Convert every line of the rows below into a JSON list of strings, with one string per line and blank lines omitted.

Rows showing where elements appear
====
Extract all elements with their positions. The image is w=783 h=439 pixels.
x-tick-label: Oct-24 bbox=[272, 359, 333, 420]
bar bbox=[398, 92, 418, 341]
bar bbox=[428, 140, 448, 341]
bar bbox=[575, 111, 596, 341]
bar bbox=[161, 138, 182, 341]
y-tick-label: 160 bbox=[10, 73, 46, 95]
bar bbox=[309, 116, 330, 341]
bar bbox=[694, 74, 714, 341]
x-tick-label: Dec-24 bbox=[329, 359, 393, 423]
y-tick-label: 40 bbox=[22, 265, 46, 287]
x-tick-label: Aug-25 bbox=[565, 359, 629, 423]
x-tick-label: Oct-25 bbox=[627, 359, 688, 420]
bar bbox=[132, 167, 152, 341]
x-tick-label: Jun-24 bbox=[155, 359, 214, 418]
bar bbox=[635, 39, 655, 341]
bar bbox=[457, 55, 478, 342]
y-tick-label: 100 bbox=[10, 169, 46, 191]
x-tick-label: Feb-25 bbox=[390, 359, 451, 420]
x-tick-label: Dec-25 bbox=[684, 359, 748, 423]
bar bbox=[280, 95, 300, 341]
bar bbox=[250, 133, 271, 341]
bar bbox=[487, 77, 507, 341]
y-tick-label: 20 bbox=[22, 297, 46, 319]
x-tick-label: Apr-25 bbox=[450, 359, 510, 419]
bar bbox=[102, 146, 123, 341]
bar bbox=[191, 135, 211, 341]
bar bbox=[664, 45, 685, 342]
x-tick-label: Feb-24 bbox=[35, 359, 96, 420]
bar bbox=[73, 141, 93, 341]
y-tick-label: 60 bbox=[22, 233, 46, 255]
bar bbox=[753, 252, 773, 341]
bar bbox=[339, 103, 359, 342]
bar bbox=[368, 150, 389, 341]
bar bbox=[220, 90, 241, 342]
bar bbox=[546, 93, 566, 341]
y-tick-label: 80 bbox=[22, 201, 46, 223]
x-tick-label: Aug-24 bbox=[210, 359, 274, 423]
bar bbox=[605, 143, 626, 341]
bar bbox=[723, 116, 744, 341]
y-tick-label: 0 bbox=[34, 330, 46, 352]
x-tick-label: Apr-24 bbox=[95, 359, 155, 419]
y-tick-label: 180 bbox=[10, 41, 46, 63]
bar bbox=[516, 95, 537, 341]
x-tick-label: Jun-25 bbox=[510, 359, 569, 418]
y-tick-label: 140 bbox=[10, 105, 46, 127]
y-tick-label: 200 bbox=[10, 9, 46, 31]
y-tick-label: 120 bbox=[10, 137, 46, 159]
====
Solution to this exercise →
[
  "Extract all elements with their positions. The image is w=783 h=439 pixels.",
  "x-tick-label: Oct-24 bbox=[272, 359, 333, 420]",
  "bar bbox=[398, 92, 418, 341]",
  "bar bbox=[428, 140, 448, 341]",
  "bar bbox=[575, 111, 596, 341]",
  "bar bbox=[161, 138, 182, 341]",
  "y-tick-label: 160 bbox=[10, 73, 46, 95]",
  "bar bbox=[309, 116, 330, 341]",
  "bar bbox=[694, 74, 714, 341]",
  "x-tick-label: Dec-24 bbox=[329, 359, 393, 423]",
  "y-tick-label: 40 bbox=[22, 265, 46, 287]",
  "x-tick-label: Aug-25 bbox=[565, 359, 629, 423]",
  "x-tick-label: Oct-25 bbox=[627, 359, 688, 420]",
  "bar bbox=[132, 167, 152, 341]",
  "x-tick-label: Jun-24 bbox=[155, 359, 214, 418]",
  "bar bbox=[635, 39, 655, 341]",
  "bar bbox=[457, 55, 478, 342]",
  "y-tick-label: 100 bbox=[10, 169, 46, 191]",
  "x-tick-label: Feb-25 bbox=[390, 359, 451, 420]",
  "x-tick-label: Dec-25 bbox=[684, 359, 748, 423]",
  "bar bbox=[280, 95, 300, 341]",
  "bar bbox=[250, 133, 271, 341]",
  "bar bbox=[487, 77, 507, 341]",
  "y-tick-label: 20 bbox=[22, 297, 46, 319]",
  "x-tick-label: Apr-25 bbox=[450, 359, 510, 419]",
  "bar bbox=[102, 146, 123, 341]",
  "bar bbox=[191, 135, 211, 341]",
  "bar bbox=[664, 45, 685, 342]",
  "x-tick-label: Feb-24 bbox=[35, 359, 96, 420]",
  "bar bbox=[73, 141, 93, 341]",
  "y-tick-label: 60 bbox=[22, 233, 46, 255]",
  "bar bbox=[753, 252, 773, 341]",
  "bar bbox=[339, 103, 359, 342]",
  "bar bbox=[368, 150, 389, 341]",
  "bar bbox=[220, 90, 241, 342]",
  "bar bbox=[546, 93, 566, 341]",
  "y-tick-label: 80 bbox=[22, 201, 46, 223]",
  "x-tick-label: Aug-24 bbox=[210, 359, 274, 423]",
  "bar bbox=[605, 143, 626, 341]",
  "bar bbox=[723, 116, 744, 341]",
  "y-tick-label: 0 bbox=[34, 330, 46, 352]",
  "x-tick-label: Apr-24 bbox=[95, 359, 155, 419]",
  "y-tick-label: 180 bbox=[10, 41, 46, 63]",
  "bar bbox=[516, 95, 537, 341]",
  "x-tick-label: Jun-25 bbox=[510, 359, 569, 418]",
  "y-tick-label: 140 bbox=[10, 105, 46, 127]",
  "y-tick-label: 200 bbox=[10, 9, 46, 31]",
  "y-tick-label: 120 bbox=[10, 137, 46, 159]"
]